Among the records below, find each line that includes the string "Number" and copy it.

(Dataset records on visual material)
╔══

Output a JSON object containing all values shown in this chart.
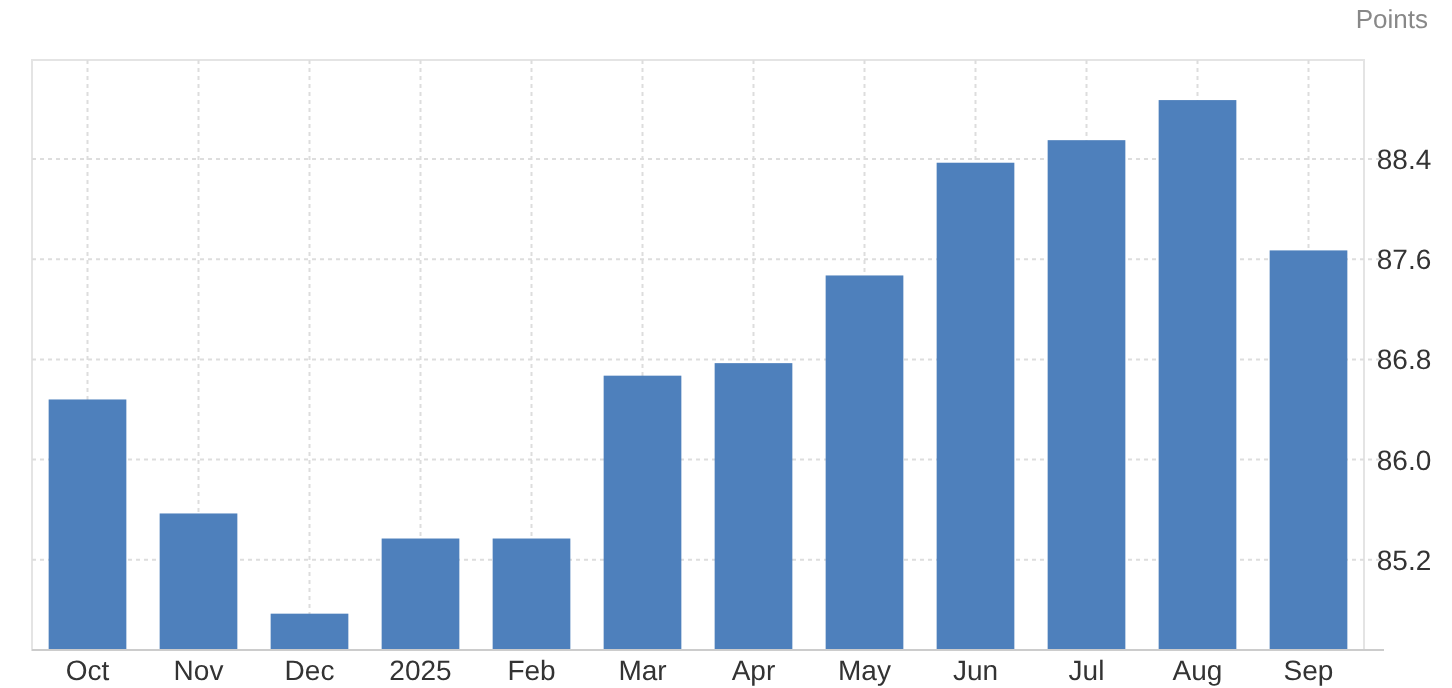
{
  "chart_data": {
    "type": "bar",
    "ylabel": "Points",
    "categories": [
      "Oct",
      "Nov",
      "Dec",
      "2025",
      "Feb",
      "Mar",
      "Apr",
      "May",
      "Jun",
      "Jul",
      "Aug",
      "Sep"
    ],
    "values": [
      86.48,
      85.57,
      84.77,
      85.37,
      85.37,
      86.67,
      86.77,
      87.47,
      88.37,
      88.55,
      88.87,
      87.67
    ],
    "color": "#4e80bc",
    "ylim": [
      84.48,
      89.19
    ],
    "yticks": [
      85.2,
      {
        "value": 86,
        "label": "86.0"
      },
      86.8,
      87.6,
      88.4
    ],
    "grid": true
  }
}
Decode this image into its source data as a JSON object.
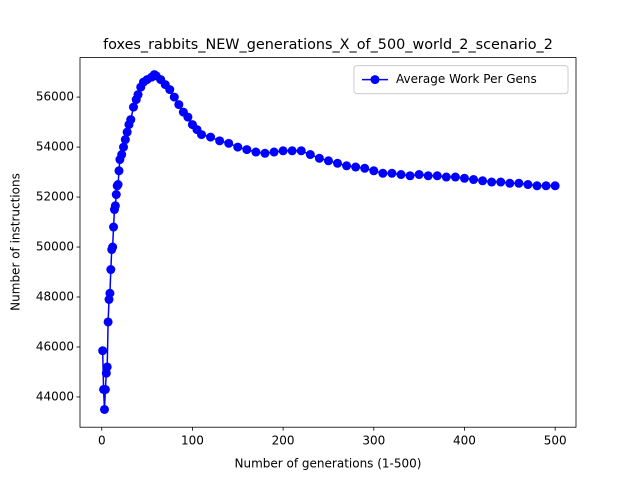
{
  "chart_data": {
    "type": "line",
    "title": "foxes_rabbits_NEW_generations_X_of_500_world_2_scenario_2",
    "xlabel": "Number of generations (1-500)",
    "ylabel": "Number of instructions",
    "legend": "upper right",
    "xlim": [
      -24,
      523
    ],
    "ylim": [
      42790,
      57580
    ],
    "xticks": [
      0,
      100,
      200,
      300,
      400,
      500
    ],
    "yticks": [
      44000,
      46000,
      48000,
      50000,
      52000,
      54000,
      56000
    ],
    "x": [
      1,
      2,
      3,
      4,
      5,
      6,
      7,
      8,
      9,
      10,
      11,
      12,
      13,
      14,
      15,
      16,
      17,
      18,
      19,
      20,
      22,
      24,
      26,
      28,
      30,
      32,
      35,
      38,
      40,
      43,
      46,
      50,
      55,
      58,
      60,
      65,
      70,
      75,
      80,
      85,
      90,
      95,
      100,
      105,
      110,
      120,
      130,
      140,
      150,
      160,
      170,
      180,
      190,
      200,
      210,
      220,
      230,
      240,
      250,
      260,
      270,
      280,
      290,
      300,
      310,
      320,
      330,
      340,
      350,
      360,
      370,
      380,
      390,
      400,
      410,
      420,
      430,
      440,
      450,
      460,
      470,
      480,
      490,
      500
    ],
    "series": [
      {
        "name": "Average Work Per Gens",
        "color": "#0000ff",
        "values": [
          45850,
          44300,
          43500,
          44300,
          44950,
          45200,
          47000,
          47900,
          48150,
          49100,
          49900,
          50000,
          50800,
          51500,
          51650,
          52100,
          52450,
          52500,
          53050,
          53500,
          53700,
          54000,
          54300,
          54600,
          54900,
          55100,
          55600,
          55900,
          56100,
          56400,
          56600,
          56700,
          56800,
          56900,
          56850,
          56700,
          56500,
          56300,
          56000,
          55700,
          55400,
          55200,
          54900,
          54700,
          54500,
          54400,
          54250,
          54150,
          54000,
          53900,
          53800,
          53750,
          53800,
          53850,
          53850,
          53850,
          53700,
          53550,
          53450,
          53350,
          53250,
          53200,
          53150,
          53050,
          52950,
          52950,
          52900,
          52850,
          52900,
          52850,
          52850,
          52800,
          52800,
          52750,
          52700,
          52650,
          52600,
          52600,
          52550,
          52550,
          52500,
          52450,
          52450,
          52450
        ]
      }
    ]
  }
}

╚══

- **Answer to this task**
    "xlabel": "Number of generations (1-500)",
    "ylabel": "Number of instructions",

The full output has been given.